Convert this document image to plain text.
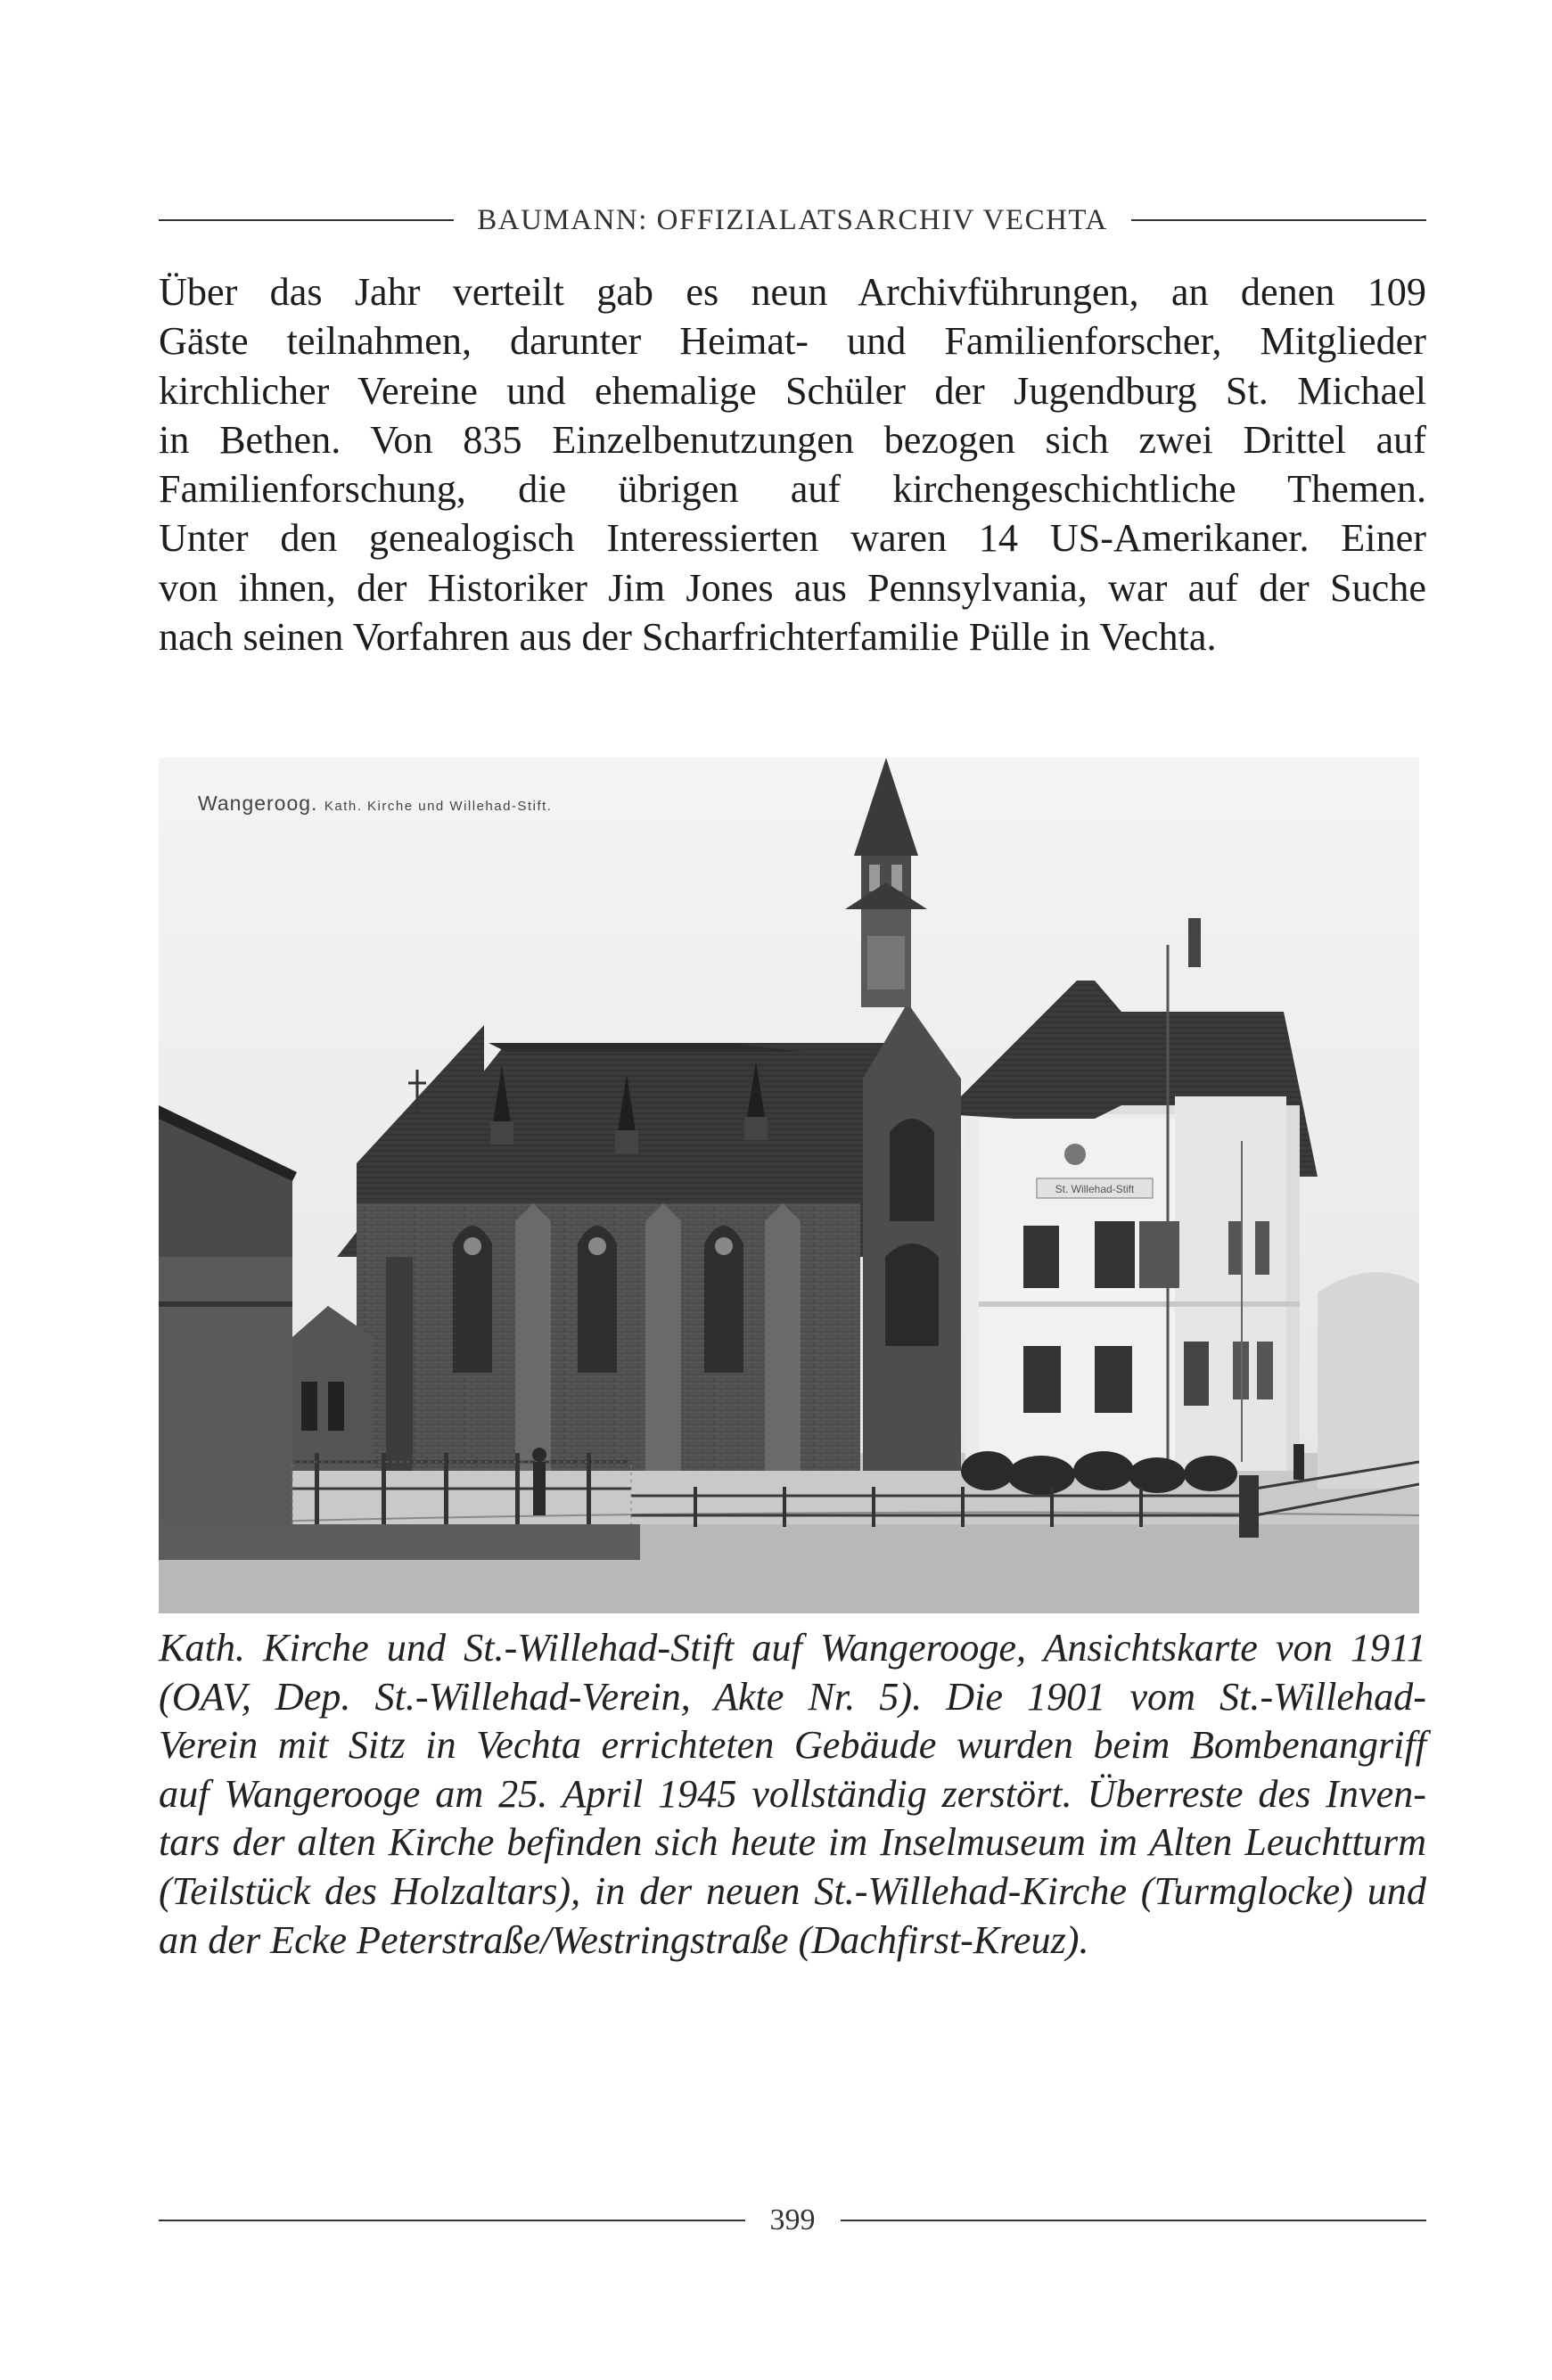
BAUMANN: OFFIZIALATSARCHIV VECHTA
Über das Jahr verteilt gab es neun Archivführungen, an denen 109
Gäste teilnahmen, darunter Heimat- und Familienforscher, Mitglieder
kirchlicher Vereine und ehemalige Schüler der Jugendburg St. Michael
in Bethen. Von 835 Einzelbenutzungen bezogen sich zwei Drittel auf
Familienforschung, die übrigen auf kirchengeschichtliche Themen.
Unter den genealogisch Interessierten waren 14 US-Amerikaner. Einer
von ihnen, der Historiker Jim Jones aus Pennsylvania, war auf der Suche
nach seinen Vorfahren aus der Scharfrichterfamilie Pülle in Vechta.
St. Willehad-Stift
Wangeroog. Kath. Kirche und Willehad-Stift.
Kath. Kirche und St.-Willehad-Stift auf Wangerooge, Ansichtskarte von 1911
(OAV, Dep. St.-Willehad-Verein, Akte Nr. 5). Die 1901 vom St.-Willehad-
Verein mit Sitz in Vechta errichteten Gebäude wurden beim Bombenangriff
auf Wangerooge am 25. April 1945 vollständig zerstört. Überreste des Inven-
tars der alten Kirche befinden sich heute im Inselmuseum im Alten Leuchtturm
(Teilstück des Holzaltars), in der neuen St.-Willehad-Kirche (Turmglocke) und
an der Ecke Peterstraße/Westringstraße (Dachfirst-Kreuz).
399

WORK TO BE COMPLETED: In this exercise, set down all of the data exactly, without the pictures.

WRITTEN ANSWER:
Convert this document image to plain text.
BAUMANN: OFFIZIALATSARCHIV VECHTA
Über das Jahr verteilt gab es neun Archivführungen, an denen 109
Gäste teilnahmen, darunter Heimat- und Familienforscher, Mitglieder
kirchlicher Vereine und ehemalige Schüler der Jugendburg St. Michael
in Bethen. Von 835 Einzelbenutzungen bezogen sich zwei Drittel auf
Familienforschung, die übrigen auf kirchengeschichtliche Themen.
Unter den genealogisch Interessierten waren 14 US-Amerikaner. Einer
von ihnen, der Historiker Jim Jones aus Pennsylvania, war auf der Suche
nach seinen Vorfahren aus der Scharfrichterfamilie Pülle in Vechta.
St. Willehad-Stift
Wangeroog. Kath. Kirche und Willehad-Stift.
Kath. Kirche und St.-Willehad-Stift auf Wangerooge, Ansichtskarte von 1911
(OAV, Dep. St.-Willehad-Verein, Akte Nr. 5). Die 1901 vom St.-Willehad-
Verein mit Sitz in Vechta errichteten Gebäude wurden beim Bombenangriff
auf Wangerooge am 25. April 1945 vollständig zerstört. Überreste des Inven-
tars der alten Kirche befinden sich heute im Inselmuseum im Alten Leuchtturm
(Teilstück des Holzaltars), in der neuen St.-Willehad-Kirche (Turmglocke) und
an der Ecke Peterstraße/Westringstraße (Dachfirst-Kreuz).
399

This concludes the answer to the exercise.